Data entries:
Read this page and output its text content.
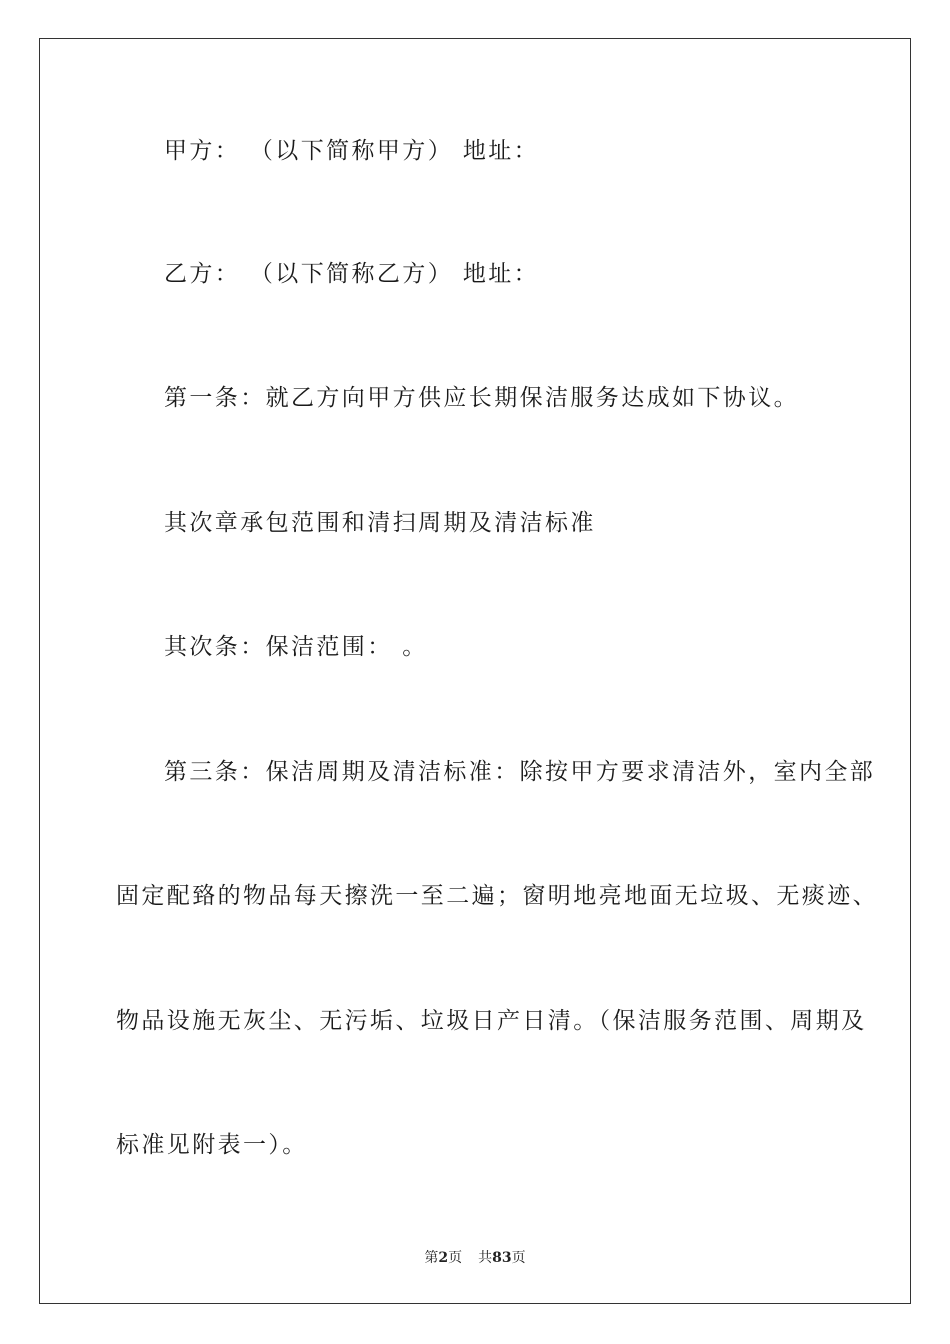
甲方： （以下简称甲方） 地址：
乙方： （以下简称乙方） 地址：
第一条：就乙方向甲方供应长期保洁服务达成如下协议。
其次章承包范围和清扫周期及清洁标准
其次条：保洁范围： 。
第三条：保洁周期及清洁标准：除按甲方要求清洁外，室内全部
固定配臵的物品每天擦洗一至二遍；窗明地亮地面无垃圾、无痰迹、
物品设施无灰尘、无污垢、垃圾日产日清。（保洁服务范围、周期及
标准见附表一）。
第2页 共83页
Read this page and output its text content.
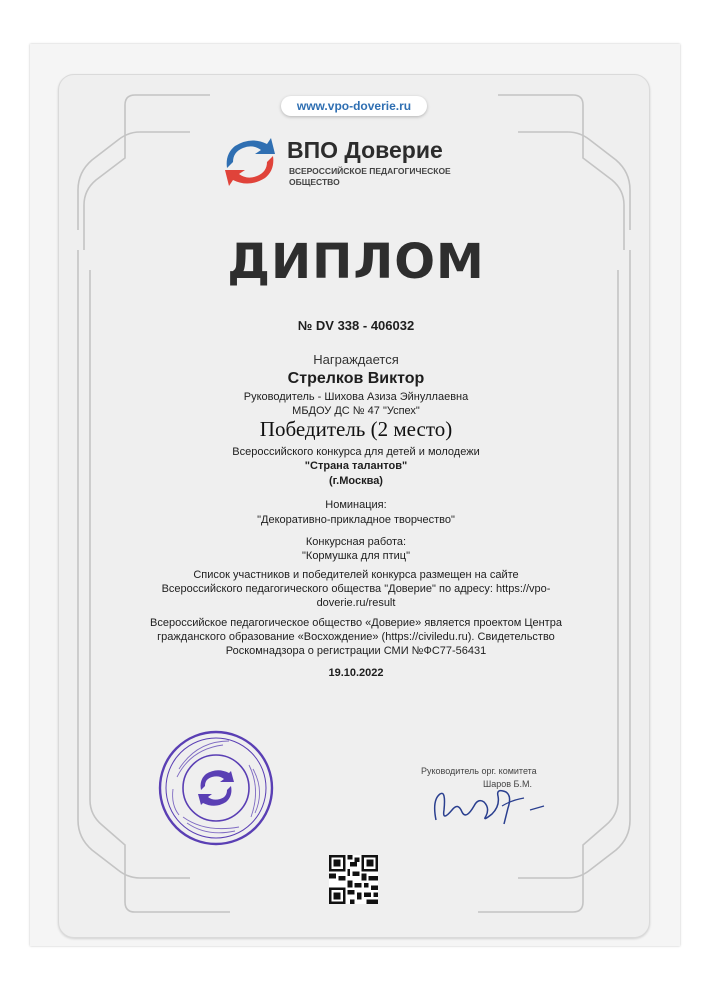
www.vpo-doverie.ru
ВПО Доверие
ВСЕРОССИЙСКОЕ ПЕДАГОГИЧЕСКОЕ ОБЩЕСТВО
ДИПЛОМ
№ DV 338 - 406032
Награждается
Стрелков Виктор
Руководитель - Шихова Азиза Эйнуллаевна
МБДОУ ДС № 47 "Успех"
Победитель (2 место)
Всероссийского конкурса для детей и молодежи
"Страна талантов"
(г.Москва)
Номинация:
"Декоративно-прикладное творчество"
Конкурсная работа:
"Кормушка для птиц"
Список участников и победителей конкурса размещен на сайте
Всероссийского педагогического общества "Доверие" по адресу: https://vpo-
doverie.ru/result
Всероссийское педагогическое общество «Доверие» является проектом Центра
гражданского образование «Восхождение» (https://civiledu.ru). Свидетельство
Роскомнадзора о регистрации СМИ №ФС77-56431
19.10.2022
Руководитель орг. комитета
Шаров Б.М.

---

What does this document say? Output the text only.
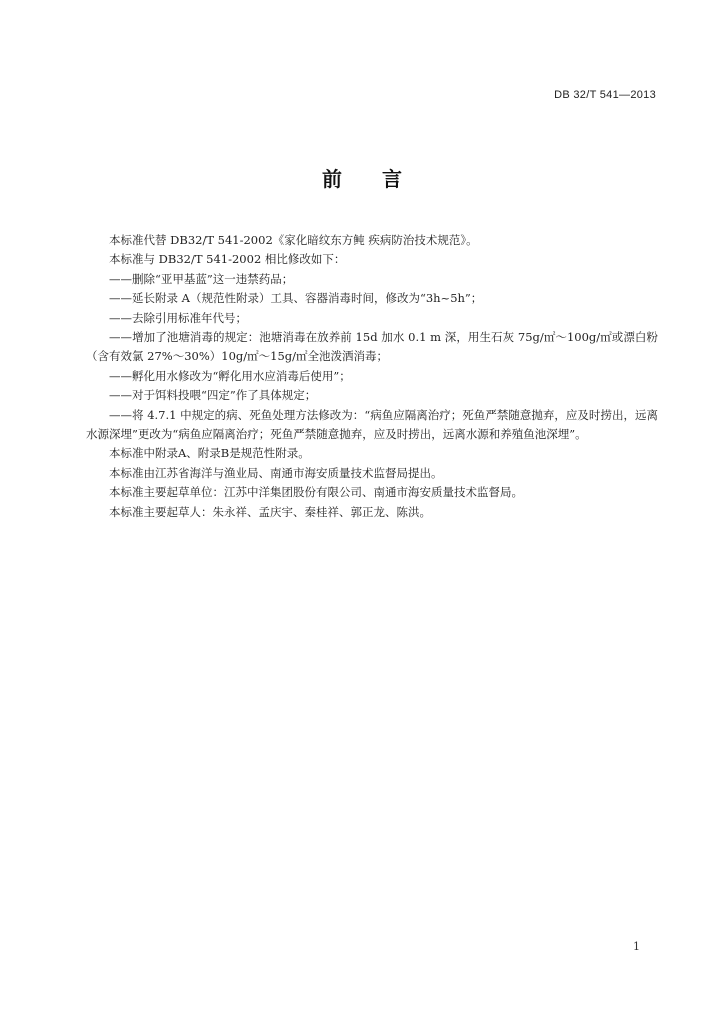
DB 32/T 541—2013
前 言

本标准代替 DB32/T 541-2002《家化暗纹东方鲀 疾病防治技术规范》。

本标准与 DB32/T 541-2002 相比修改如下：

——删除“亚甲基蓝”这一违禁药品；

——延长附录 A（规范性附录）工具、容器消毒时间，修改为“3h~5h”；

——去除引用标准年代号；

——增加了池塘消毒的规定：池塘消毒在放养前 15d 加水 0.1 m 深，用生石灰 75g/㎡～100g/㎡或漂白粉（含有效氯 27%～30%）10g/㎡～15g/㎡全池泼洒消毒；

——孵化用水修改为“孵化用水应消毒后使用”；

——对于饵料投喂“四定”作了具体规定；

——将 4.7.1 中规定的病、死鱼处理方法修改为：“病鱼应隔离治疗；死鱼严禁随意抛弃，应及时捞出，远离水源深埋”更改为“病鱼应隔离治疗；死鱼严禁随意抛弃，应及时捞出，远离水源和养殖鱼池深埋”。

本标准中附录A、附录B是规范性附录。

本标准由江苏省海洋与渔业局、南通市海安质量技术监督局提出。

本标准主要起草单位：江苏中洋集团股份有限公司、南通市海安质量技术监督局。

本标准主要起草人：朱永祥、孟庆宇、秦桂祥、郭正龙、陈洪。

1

THE EXERCISE:
Scan the entries above. Copy each line that has the string "Всероссийского".

SOLUTION TO THIS EXERCISE:
Всероссийского конкурса для детей и молодежи
Всероссийского педагогического общества "Доверие" по адресу: https://vpo-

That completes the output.